PROMPT: Repeat the listing in full, exactly as it stands.

* begin *

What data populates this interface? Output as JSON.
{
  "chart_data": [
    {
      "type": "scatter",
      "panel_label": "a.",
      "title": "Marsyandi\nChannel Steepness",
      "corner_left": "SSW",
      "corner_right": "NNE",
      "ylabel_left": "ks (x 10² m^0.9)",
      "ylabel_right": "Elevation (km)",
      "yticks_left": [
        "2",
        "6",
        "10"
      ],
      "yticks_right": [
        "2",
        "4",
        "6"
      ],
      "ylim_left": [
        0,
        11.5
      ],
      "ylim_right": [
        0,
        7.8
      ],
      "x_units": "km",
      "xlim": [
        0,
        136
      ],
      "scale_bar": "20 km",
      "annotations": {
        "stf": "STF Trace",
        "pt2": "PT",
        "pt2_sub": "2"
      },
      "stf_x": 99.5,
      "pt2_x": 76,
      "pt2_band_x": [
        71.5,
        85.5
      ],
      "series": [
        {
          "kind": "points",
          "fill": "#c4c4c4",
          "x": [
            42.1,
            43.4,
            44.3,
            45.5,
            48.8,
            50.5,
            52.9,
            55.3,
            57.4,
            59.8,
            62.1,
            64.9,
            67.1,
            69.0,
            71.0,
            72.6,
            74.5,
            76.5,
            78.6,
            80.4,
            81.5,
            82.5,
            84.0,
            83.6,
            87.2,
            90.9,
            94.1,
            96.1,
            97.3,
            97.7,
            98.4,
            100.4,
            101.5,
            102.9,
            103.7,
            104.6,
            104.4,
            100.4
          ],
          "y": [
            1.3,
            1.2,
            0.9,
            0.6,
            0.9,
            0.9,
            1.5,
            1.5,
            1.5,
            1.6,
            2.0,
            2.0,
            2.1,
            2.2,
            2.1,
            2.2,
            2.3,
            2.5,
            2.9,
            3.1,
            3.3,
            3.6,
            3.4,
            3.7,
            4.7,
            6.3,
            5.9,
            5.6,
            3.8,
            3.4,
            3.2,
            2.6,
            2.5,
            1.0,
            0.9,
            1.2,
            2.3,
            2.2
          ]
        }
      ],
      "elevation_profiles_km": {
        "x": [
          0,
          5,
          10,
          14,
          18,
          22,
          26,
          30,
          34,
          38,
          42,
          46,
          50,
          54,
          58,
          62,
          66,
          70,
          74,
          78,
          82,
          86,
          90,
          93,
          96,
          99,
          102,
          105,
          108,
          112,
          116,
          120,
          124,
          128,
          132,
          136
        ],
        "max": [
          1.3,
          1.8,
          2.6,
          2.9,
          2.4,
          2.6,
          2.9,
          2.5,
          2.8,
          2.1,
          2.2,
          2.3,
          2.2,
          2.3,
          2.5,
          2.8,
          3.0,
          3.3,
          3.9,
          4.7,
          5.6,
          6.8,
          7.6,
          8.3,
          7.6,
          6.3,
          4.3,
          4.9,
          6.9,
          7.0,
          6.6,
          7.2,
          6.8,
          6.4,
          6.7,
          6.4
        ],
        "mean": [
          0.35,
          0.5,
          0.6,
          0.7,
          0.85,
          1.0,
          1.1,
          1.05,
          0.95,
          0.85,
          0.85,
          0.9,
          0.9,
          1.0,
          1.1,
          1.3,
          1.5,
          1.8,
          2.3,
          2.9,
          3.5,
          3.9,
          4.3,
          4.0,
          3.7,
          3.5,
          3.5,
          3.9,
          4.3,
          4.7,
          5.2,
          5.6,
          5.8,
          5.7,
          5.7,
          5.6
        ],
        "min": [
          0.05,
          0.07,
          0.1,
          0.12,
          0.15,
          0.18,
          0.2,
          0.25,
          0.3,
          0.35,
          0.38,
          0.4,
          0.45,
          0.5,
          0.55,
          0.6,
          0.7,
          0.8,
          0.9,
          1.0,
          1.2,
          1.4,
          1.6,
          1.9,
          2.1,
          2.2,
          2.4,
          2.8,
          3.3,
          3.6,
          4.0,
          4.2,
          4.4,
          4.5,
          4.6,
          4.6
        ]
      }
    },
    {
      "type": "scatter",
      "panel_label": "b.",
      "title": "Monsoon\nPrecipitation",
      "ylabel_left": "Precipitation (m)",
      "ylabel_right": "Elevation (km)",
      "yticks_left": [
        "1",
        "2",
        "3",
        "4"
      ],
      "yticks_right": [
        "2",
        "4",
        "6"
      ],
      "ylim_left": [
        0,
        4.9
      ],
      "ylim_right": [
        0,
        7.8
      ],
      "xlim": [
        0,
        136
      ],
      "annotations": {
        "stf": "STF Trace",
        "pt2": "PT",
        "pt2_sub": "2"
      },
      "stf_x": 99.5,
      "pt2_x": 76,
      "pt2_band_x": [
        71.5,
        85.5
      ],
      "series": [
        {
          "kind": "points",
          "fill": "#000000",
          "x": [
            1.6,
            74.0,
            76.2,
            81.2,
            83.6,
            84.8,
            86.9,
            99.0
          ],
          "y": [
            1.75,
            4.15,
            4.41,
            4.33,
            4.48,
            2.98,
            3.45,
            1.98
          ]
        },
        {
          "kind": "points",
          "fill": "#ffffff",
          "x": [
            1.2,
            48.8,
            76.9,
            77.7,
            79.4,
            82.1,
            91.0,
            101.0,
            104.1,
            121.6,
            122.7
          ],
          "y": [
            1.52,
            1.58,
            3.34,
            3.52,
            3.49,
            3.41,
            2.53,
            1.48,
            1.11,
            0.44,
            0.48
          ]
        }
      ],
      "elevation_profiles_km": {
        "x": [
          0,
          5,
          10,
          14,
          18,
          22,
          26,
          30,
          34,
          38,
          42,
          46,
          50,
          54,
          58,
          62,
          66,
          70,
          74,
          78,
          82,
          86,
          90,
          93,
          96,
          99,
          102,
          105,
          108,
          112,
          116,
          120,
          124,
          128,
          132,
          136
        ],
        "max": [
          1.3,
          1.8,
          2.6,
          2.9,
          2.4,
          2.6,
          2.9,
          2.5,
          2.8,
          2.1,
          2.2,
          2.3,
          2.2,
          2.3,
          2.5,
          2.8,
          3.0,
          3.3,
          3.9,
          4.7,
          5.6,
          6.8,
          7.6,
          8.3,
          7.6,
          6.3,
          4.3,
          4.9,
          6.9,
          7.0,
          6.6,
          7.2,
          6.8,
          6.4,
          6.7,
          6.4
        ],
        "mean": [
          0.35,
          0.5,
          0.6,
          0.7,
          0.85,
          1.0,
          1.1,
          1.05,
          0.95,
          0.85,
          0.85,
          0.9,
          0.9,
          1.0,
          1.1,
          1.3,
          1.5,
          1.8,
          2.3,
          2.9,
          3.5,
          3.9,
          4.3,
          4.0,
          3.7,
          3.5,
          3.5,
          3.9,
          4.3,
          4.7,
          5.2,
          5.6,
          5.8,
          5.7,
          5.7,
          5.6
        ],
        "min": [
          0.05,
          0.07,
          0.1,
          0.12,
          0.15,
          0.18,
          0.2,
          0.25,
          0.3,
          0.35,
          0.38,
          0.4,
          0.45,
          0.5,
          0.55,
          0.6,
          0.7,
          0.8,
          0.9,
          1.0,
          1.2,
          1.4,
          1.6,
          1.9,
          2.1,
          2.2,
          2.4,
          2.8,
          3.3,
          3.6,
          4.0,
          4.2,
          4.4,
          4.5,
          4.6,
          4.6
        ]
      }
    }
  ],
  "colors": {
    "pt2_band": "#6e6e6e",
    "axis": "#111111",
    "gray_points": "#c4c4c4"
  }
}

* end *

THE OUTPUT:
What data populates this interface? Output as JSON.
{
  "chart_data": [
    {
      "type": "scatter",
      "panel_label": "a.",
      "title": "Marsyandi\nChannel Steepness",
      "corner_left": "SSW",
      "corner_right": "NNE",
      "ylabel_left": "ks (x 10² m^0.9)",
      "ylabel_right": "Elevation (km)",
      "yticks_left": [
        "2",
        "6",
        "10"
      ],
      "yticks_right": [
        "2",
        "4",
        "6"
      ],
      "ylim_left": [
        0,
        11.5
      ],
      "ylim_right": [
        0,
        7.8
      ],
      "x_units": "km",
      "xlim": [
        0,
        136
      ],
      "scale_bar": "20 km",
      "annotations": {
        "stf": "STF Trace",
        "pt2": "PT",
        "pt2_sub": "2"
      },
      "stf_x": 99.5,
      "pt2_x": 76,
      "pt2_band_x": [
        71.5,
        85.5
      ],
      "series": [
        {
          "kind": "points",
          "fill": "#c4c4c4",
          "x": [
            42.1,
            43.4,
            44.3,
            45.5,
            48.8,
            50.5,
            52.9,
            55.3,
            57.4,
            59.8,
            62.1,
            64.9,
            67.1,
            69.0,
            71.0,
            72.6,
            74.5,
            76.5,
            78.6,
            80.4,
            81.5,
            82.5,
            84.0,
            83.6,
            87.2,
            90.9,
            94.1,
            96.1,
            97.3,
            97.7,
            98.4,
            100.4,
            101.5,
            102.9,
            103.7,
            104.6,
            104.4,
            100.4
          ],
          "y": [
            1.3,
            1.2,
            0.9,
            0.6,
            0.9,
            0.9,
            1.5,
            1.5,
            1.5,
            1.6,
            2.0,
            2.0,
            2.1,
            2.2,
            2.1,
            2.2,
            2.3,
            2.5,
            2.9,
            3.1,
            3.3,
            3.6,
            3.4,
            3.7,
            4.7,
            6.3,
            5.9,
            5.6,
            3.8,
            3.4,
            3.2,
            2.6,
            2.5,
            1.0,
            0.9,
            1.2,
            2.3,
            2.2
          ]
        }
      ],
      "elevation_profiles_km": {
        "x": [
          0,
          5,
          10,
          14,
          18,
          22,
          26,
          30,
          34,
          38,
          42,
          46,
          50,
          54,
          58,
          62,
          66,
          70,
          74,
          78,
          82,
          86,
          90,
          93,
          96,
          99,
          102,
          105,
          108,
          112,
          116,
          120,
          124,
          128,
          132,
          136
        ],
        "max": [
          1.3,
          1.8,
          2.6,
          2.9,
          2.4,
          2.6,
          2.9,
          2.5,
          2.8,
          2.1,
          2.2,
          2.3,
          2.2,
          2.3,
          2.5,
          2.8,
          3.0,
          3.3,
          3.9,
          4.7,
          5.6,
          6.8,
          7.6,
          8.3,
          7.6,
          6.3,
          4.3,
          4.9,
          6.9,
          7.0,
          6.6,
          7.2,
          6.8,
          6.4,
          6.7,
          6.4
        ],
        "mean": [
          0.35,
          0.5,
          0.6,
          0.7,
          0.85,
          1.0,
          1.1,
          1.05,
          0.95,
          0.85,
          0.85,
          0.9,
          0.9,
          1.0,
          1.1,
          1.3,
          1.5,
          1.8,
          2.3,
          2.9,
          3.5,
          3.9,
          4.3,
          4.0,
          3.7,
          3.5,
          3.5,
          3.9,
          4.3,
          4.7,
          5.2,
          5.6,
          5.8,
          5.7,
          5.7,
          5.6
        ],
        "min": [
          0.05,
          0.07,
          0.1,
          0.12,
          0.15,
          0.18,
          0.2,
          0.25,
          0.3,
          0.35,
          0.38,
          0.4,
          0.45,
          0.5,
          0.55,
          0.6,
          0.7,
          0.8,
          0.9,
          1.0,
          1.2,
          1.4,
          1.6,
          1.9,
          2.1,
          2.2,
          2.4,
          2.8,
          3.3,
          3.6,
          4.0,
          4.2,
          4.4,
          4.5,
          4.6,
          4.6
        ]
      }
    },
    {
      "type": "scatter",
      "panel_label": "b.",
      "title": "Monsoon\nPrecipitation",
      "ylabel_left": "Precipitation (m)",
      "ylabel_right": "Elevation (km)",
      "yticks_left": [
        "1",
        "2",
        "3",
        "4"
      ],
      "yticks_right": [
        "2",
        "4",
        "6"
      ],
      "ylim_left": [
        0,
        4.9
      ],
      "ylim_right": [
        0,
        7.8
      ],
      "xlim": [
        0,
        136
      ],
      "annotations": {
        "stf": "STF Trace",
        "pt2": "PT",
        "pt2_sub": "2"
      },
      "stf_x": 99.5,
      "pt2_x": 76,
      "pt2_band_x": [
        71.5,
        85.5
      ],
      "series": [
        {
          "kind": "points",
          "fill": "#000000",
          "x": [
            1.6,
            74.0,
            76.2,
            81.2,
            83.6,
            84.8,
            86.9,
            99.0
          ],
          "y": [
            1.75,
            4.15,
            4.41,
            4.33,
            4.48,
            2.98,
            3.45,
            1.98
          ]
        },
        {
          "kind": "points",
          "fill": "#ffffff",
          "x": [
            1.2,
            48.8,
            76.9,
            77.7,
            79.4,
            82.1,
            91.0,
            101.0,
            104.1,
            121.6,
            122.7
          ],
          "y": [
            1.52,
            1.58,
            3.34,
            3.52,
            3.49,
            3.41,
            2.53,
            1.48,
            1.11,
            0.44,
            0.48
          ]
        }
      ],
      "elevation_profiles_km": {
        "x": [
          0,
          5,
          10,
          14,
          18,
          22,
          26,
          30,
          34,
          38,
          42,
          46,
          50,
          54,
          58,
          62,
          66,
          70,
          74,
          78,
          82,
          86,
          90,
          93,
          96,
          99,
          102,
          105,
          108,
          112,
          116,
          120,
          124,
          128,
          132,
          136
        ],
        "max": [
          1.3,
          1.8,
          2.6,
          2.9,
          2.4,
          2.6,
          2.9,
          2.5,
          2.8,
          2.1,
          2.2,
          2.3,
          2.2,
          2.3,
          2.5,
          2.8,
          3.0,
          3.3,
          3.9,
          4.7,
          5.6,
          6.8,
          7.6,
          8.3,
          7.6,
          6.3,
          4.3,
          4.9,
          6.9,
          7.0,
          6.6,
          7.2,
          6.8,
          6.4,
          6.7,
          6.4
        ],
        "mean": [
          0.35,
          0.5,
          0.6,
          0.7,
          0.85,
          1.0,
          1.1,
          1.05,
          0.95,
          0.85,
          0.85,
          0.9,
          0.9,
          1.0,
          1.1,
          1.3,
          1.5,
          1.8,
          2.3,
          2.9,
          3.5,
          3.9,
          4.3,
          4.0,
          3.7,
          3.5,
          3.5,
          3.9,
          4.3,
          4.7,
          5.2,
          5.6,
          5.8,
          5.7,
          5.7,
          5.6
        ],
        "min": [
          0.05,
          0.07,
          0.1,
          0.12,
          0.15,
          0.18,
          0.2,
          0.25,
          0.3,
          0.35,
          0.38,
          0.4,
          0.45,
          0.5,
          0.55,
          0.6,
          0.7,
          0.8,
          0.9,
          1.0,
          1.2,
          1.4,
          1.6,
          1.9,
          2.1,
          2.2,
          2.4,
          2.8,
          3.3,
          3.6,
          4.0,
          4.2,
          4.4,
          4.5,
          4.6,
          4.6
        ]
      }
    }
  ],
  "colors": {
    "pt2_band": "#6e6e6e",
    "axis": "#111111",
    "gray_points": "#c4c4c4"
  }
}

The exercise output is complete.